[Stored items]
+++++
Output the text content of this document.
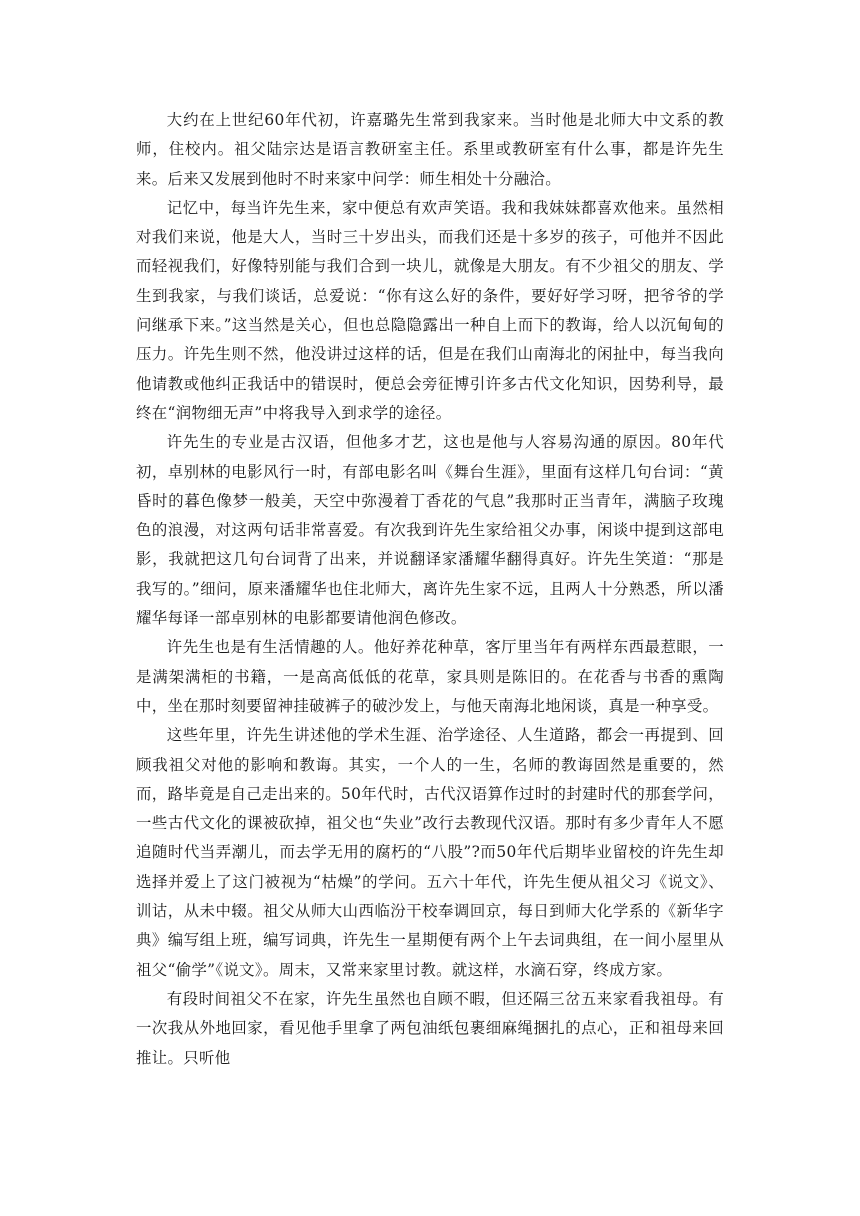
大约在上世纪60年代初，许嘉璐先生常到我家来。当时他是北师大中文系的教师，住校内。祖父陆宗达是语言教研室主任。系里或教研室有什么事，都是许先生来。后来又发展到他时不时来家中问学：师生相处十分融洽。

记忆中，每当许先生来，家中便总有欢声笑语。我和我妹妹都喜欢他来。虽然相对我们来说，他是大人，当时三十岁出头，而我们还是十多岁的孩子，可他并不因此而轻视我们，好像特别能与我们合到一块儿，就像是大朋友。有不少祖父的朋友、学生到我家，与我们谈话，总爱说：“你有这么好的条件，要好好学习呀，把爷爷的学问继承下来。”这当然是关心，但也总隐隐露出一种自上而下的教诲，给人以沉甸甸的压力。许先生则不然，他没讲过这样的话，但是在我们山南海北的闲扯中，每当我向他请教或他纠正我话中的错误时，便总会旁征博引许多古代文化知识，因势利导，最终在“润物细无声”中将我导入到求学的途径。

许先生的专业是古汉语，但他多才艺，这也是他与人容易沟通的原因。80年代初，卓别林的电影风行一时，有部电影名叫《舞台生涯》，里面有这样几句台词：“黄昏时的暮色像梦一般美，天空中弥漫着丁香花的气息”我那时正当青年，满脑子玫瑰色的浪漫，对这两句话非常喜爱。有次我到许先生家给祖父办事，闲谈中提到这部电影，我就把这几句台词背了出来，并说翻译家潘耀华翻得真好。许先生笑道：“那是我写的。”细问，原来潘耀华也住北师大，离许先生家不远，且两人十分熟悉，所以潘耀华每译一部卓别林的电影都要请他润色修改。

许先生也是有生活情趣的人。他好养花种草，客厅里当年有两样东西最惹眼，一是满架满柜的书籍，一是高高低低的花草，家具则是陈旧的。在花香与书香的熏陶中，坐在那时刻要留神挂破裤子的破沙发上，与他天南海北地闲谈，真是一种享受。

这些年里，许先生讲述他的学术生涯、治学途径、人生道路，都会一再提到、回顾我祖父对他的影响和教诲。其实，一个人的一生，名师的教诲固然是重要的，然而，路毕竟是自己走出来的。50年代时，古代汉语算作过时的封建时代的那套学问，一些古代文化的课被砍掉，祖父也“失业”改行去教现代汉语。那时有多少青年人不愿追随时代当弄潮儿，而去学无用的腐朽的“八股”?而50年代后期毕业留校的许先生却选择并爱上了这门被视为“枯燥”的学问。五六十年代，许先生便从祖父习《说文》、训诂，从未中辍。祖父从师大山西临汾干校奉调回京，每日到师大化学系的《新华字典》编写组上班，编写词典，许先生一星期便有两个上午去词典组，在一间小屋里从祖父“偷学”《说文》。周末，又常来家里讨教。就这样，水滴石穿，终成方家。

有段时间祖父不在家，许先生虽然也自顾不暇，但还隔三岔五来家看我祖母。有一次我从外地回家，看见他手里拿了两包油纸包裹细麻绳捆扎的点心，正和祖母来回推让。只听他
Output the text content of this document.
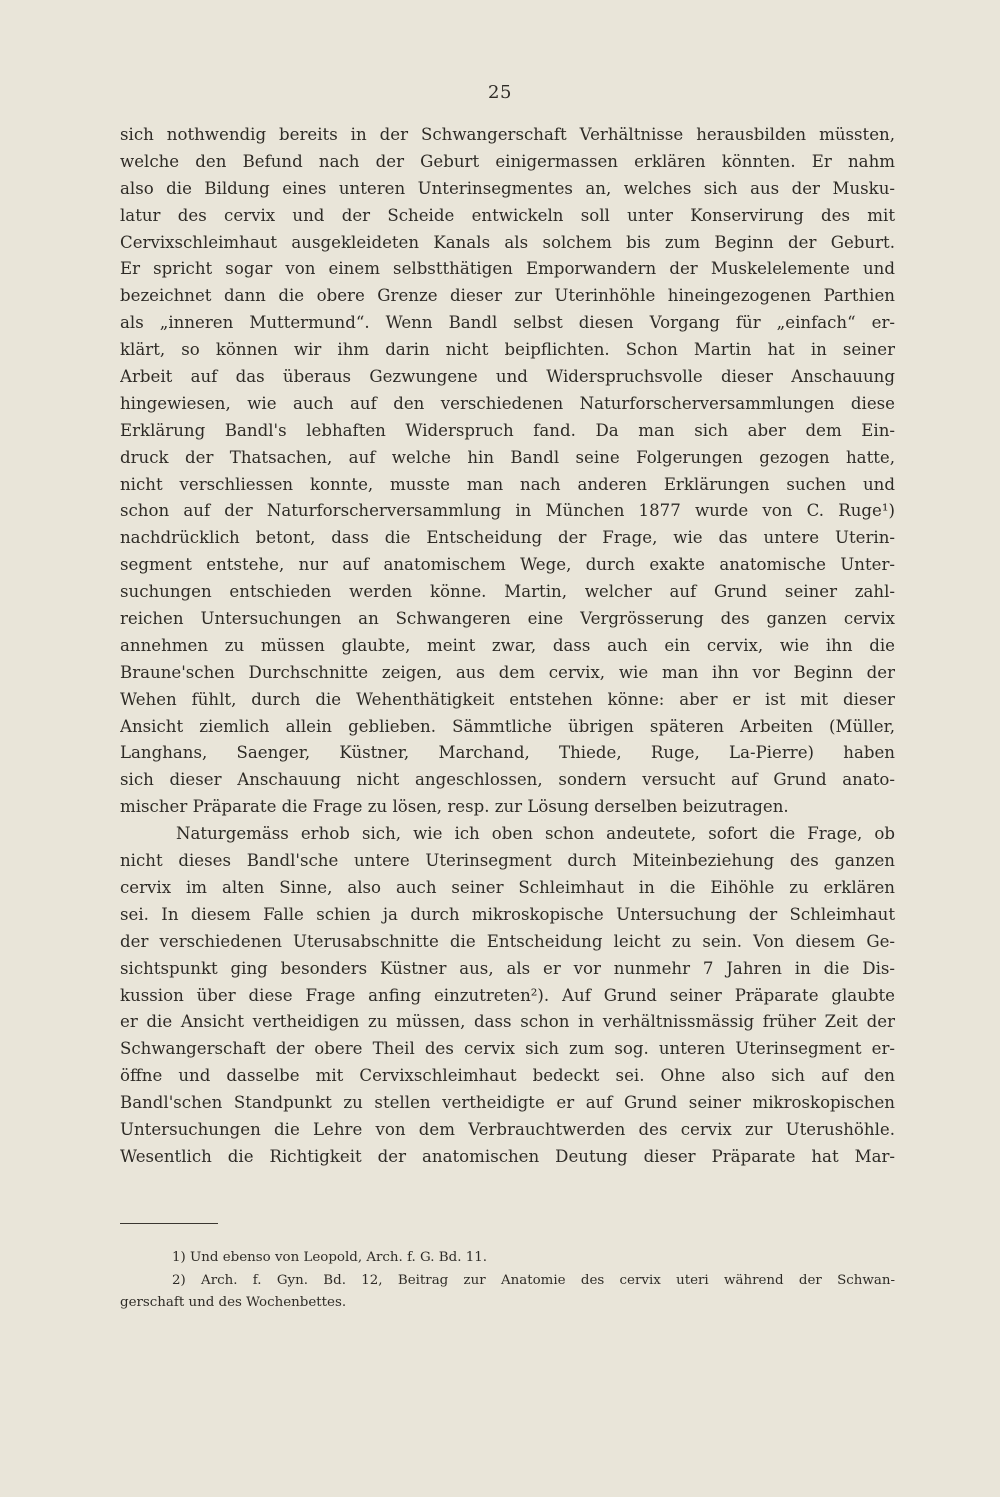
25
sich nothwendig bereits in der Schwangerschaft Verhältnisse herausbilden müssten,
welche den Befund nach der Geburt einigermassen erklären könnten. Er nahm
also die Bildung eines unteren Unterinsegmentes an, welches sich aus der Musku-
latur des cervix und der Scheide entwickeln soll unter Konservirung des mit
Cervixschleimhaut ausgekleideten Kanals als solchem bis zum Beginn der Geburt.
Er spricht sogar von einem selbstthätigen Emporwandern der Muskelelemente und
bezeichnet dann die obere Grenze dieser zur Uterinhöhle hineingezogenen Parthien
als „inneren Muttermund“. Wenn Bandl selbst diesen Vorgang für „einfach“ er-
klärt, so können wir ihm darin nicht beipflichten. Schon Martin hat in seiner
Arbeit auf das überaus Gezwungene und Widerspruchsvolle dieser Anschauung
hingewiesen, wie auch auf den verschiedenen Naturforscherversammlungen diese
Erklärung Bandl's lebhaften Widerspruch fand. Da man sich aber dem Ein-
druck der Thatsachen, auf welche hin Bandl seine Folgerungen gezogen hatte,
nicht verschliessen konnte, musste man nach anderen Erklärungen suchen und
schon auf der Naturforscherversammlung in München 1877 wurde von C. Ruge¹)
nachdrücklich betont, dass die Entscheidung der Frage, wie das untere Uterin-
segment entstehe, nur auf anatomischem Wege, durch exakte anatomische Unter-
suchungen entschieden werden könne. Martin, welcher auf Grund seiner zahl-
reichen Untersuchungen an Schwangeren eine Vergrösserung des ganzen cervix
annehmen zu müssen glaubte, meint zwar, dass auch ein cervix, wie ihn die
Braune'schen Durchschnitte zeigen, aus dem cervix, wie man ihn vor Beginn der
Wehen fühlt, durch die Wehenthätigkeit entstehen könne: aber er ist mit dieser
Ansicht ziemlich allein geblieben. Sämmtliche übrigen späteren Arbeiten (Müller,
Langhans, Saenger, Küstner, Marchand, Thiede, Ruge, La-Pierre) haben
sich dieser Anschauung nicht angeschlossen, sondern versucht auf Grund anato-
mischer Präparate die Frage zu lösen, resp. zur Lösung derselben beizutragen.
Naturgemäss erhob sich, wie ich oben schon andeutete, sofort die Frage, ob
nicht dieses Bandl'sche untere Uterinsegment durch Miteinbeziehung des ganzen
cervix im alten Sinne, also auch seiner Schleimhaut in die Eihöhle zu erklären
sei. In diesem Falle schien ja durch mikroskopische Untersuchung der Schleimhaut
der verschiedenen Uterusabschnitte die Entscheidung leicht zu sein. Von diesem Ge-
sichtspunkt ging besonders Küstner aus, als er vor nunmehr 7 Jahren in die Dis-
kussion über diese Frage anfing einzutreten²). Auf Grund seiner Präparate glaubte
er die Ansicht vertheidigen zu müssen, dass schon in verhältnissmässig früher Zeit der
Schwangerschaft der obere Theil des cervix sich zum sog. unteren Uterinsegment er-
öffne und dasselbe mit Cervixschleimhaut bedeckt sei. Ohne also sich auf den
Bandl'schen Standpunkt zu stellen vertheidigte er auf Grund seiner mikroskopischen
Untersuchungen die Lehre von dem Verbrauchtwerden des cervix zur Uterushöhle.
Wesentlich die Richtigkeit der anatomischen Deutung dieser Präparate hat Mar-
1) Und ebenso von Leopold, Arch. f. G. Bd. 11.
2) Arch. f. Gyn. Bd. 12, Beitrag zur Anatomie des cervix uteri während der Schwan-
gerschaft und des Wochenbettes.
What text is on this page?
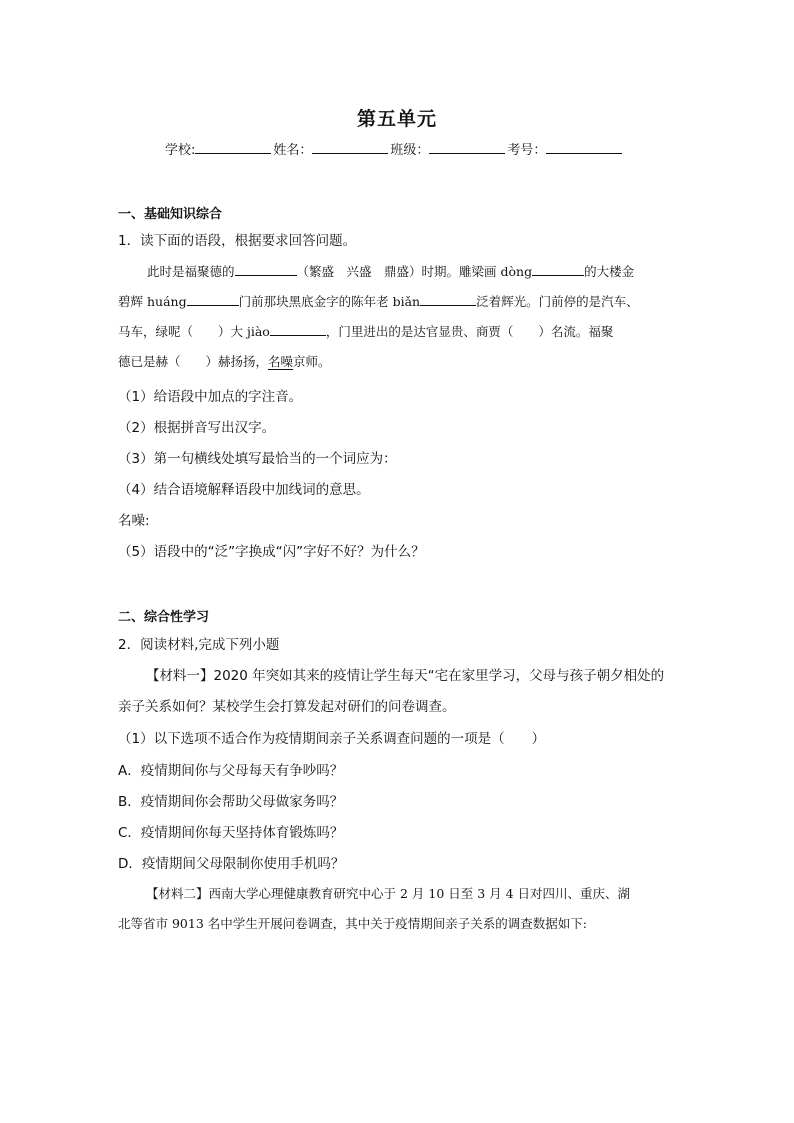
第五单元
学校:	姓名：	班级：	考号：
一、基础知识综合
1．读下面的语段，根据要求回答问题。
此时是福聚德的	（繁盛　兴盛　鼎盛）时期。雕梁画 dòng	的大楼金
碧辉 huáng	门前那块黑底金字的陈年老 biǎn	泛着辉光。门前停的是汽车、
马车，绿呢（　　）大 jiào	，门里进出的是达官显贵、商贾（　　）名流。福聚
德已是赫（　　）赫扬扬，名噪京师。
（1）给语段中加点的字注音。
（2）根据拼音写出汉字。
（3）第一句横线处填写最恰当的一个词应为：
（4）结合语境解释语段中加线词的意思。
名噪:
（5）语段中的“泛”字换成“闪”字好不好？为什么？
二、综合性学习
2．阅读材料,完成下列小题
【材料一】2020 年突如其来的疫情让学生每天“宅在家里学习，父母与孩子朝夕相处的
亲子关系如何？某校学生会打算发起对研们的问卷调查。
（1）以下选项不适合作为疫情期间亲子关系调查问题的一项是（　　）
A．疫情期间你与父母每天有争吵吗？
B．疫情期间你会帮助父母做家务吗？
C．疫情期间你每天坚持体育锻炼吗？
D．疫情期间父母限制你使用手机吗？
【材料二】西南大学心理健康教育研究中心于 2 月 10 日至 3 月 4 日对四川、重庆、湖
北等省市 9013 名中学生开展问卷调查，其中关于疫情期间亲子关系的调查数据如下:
+++++
Extract all the entries word for word; omit any pictures.

Result of the exercise:
Output the text content of this document.
大约在上世纪60年代初，许嘉璐先生常到我家来。当时他是北师大中文系的教师，住校内。祖父陆宗达是语言教研室主任。系里或教研室有什么事，都是许先生来。后来又发展到他时不时来家中问学：师生相处十分融洽。

记忆中，每当许先生来，家中便总有欢声笑语。我和我妹妹都喜欢他来。虽然相对我们来说，他是大人，当时三十岁出头，而我们还是十多岁的孩子，可他并不因此而轻视我们，好像特别能与我们合到一块儿，就像是大朋友。有不少祖父的朋友、学生到我家，与我们谈话，总爱说：“你有这么好的条件，要好好学习呀，把爷爷的学问继承下来。”这当然是关心，但也总隐隐露出一种自上而下的教诲，给人以沉甸甸的压力。许先生则不然，他没讲过这样的话，但是在我们山南海北的闲扯中，每当我向他请教或他纠正我话中的错误时，便总会旁征博引许多古代文化知识，因势利导，最终在“润物细无声”中将我导入到求学的途径。

许先生的专业是古汉语，但他多才艺，这也是他与人容易沟通的原因。80年代初，卓别林的电影风行一时，有部电影名叫《舞台生涯》，里面有这样几句台词：“黄昏时的暮色像梦一般美，天空中弥漫着丁香花的气息”我那时正当青年，满脑子玫瑰色的浪漫，对这两句话非常喜爱。有次我到许先生家给祖父办事，闲谈中提到这部电影，我就把这几句台词背了出来，并说翻译家潘耀华翻得真好。许先生笑道：“那是我写的。”细问，原来潘耀华也住北师大，离许先生家不远，且两人十分熟悉，所以潘耀华每译一部卓别林的电影都要请他润色修改。

许先生也是有生活情趣的人。他好养花种草，客厅里当年有两样东西最惹眼，一是满架满柜的书籍，一是高高低低的花草，家具则是陈旧的。在花香与书香的熏陶中，坐在那时刻要留神挂破裤子的破沙发上，与他天南海北地闲谈，真是一种享受。

这些年里，许先生讲述他的学术生涯、治学途径、人生道路，都会一再提到、回顾我祖父对他的影响和教诲。其实，一个人的一生，名师的教诲固然是重要的，然而，路毕竟是自己走出来的。50年代时，古代汉语算作过时的封建时代的那套学问，一些古代文化的课被砍掉，祖父也“失业”改行去教现代汉语。那时有多少青年人不愿追随时代当弄潮儿，而去学无用的腐朽的“八股”?而50年代后期毕业留校的许先生却选择并爱上了这门被视为“枯燥”的学问。五六十年代，许先生便从祖父习《说文》、训诂，从未中辍。祖父从师大山西临汾干校奉调回京，每日到师大化学系的《新华字典》编写组上班，编写词典，许先生一星期便有两个上午去词典组，在一间小屋里从祖父“偷学”《说文》。周末，又常来家里讨教。就这样，水滴石穿，终成方家。

有段时间祖父不在家，许先生虽然也自顾不暇，但还隔三岔五来家看我祖母。有一次我从外地回家，看见他手里拿了两包油纸包裹细麻绳捆扎的点心，正和祖母来回推让。只听他
Output the text content of this document.
25
sich nothwendig bereits in der Schwangerschaft Verhältnisse herausbilden müssten,
welche den Befund nach der Geburt einigermassen erklären könnten. Er nahm
also die Bildung eines unteren Unterinsegmentes an, welches sich aus der Musku-
latur des cervix und der Scheide entwickeln soll unter Konservirung des mit
Cervixschleimhaut ausgekleideten Kanals als solchem bis zum Beginn der Geburt.
Er spricht sogar von einem selbstthätigen Emporwandern der Muskelelemente und
bezeichnet dann die obere Grenze dieser zur Uterinhöhle hineingezogenen Parthien
als „inneren Muttermund“. Wenn Bandl selbst diesen Vorgang für „einfach“ er-
klärt, so können wir ihm darin nicht beipflichten. Schon Martin hat in seiner
Arbeit auf das überaus Gezwungene und Widerspruchsvolle dieser Anschauung
hingewiesen, wie auch auf den verschiedenen Naturforscherversammlungen diese
Erklärung Bandl's lebhaften Widerspruch fand. Da man sich aber dem Ein-
druck der Thatsachen, auf welche hin Bandl seine Folgerungen gezogen hatte,
nicht verschliessen konnte, musste man nach anderen Erklärungen suchen und
schon auf der Naturforscherversammlung in München 1877 wurde von C. Ruge¹)
nachdrücklich betont, dass die Entscheidung der Frage, wie das untere Uterin-
segment entstehe, nur auf anatomischem Wege, durch exakte anatomische Unter-
suchungen entschieden werden könne. Martin, welcher auf Grund seiner zahl-
reichen Untersuchungen an Schwangeren eine Vergrösserung des ganzen cervix
annehmen zu müssen glaubte, meint zwar, dass auch ein cervix, wie ihn die
Braune'schen Durchschnitte zeigen, aus dem cervix, wie man ihn vor Beginn der
Wehen fühlt, durch die Wehenthätigkeit entstehen könne: aber er ist mit dieser
Ansicht ziemlich allein geblieben. Sämmtliche übrigen späteren Arbeiten (Müller,
Langhans, Saenger, Küstner, Marchand, Thiede, Ruge, La-Pierre) haben
sich dieser Anschauung nicht angeschlossen, sondern versucht auf Grund anato-
mischer Präparate die Frage zu lösen, resp. zur Lösung derselben beizutragen.
Naturgemäss erhob sich, wie ich oben schon andeutete, sofort die Frage, ob
nicht dieses Bandl'sche untere Uterinsegment durch Miteinbeziehung des ganzen
cervix im alten Sinne, also auch seiner Schleimhaut in die Eihöhle zu erklären
sei. In diesem Falle schien ja durch mikroskopische Untersuchung der Schleimhaut
der verschiedenen Uterusabschnitte die Entscheidung leicht zu sein. Von diesem Ge-
sichtspunkt ging besonders Küstner aus, als er vor nunmehr 7 Jahren in die Dis-
kussion über diese Frage anfing einzutreten²). Auf Grund seiner Präparate glaubte
er die Ansicht vertheidigen zu müssen, dass schon in verhältnissmässig früher Zeit der
Schwangerschaft der obere Theil des cervix sich zum sog. unteren Uterinsegment er-
öffne und dasselbe mit Cervixschleimhaut bedeckt sei. Ohne also sich auf den
Bandl'schen Standpunkt zu stellen vertheidigte er auf Grund seiner mikroskopischen
Untersuchungen die Lehre von dem Verbrauchtwerden des cervix zur Uterushöhle.
Wesentlich die Richtigkeit der anatomischen Deutung dieser Präparate hat Mar-
1) Und ebenso von Leopold, Arch. f. G. Bd. 11.
2) Arch. f. Gyn. Bd. 12, Beitrag zur Anatomie des cervix uteri während der Schwan-
gerschaft und des Wochenbettes.
What text is on this page?
第五单元
学校:	姓名：	班级：	考号：
一、基础知识综合
1．读下面的语段，根据要求回答问题。
此时是福聚德的	（繁盛　兴盛　鼎盛）时期。雕梁画 dòng	的大楼金
碧辉 huáng	门前那块黑底金字的陈年老 biǎn	泛着辉光。门前停的是汽车、
马车，绿呢（　　）大 jiào	，门里进出的是达官显贵、商贾（　　）名流。福聚
德已是赫（　　）赫扬扬，名噪京师。
（1）给语段中加点的字注音。
（2）根据拼音写出汉字。
（3）第一句横线处填写最恰当的一个词应为：
（4）结合语境解释语段中加线词的意思。
名噪:
（5）语段中的“泛”字换成“闪”字好不好？为什么？
二、综合性学习
2．阅读材料,完成下列小题
【材料一】2020 年突如其来的疫情让学生每天“宅在家里学习，父母与孩子朝夕相处的
亲子关系如何？某校学生会打算发起对研们的问卷调查。
（1）以下选项不适合作为疫情期间亲子关系调查问题的一项是（　　）
A．疫情期间你与父母每天有争吵吗？
B．疫情期间你会帮助父母做家务吗？
C．疫情期间你每天坚持体育锻炼吗？
D．疫情期间父母限制你使用手机吗？
【材料二】西南大学心理健康教育研究中心于 2 月 10 日至 3 月 4 日对四川、重庆、湖
北等省市 9013 名中学生开展问卷调查，其中关于疫情期间亲子关系的调查数据如下:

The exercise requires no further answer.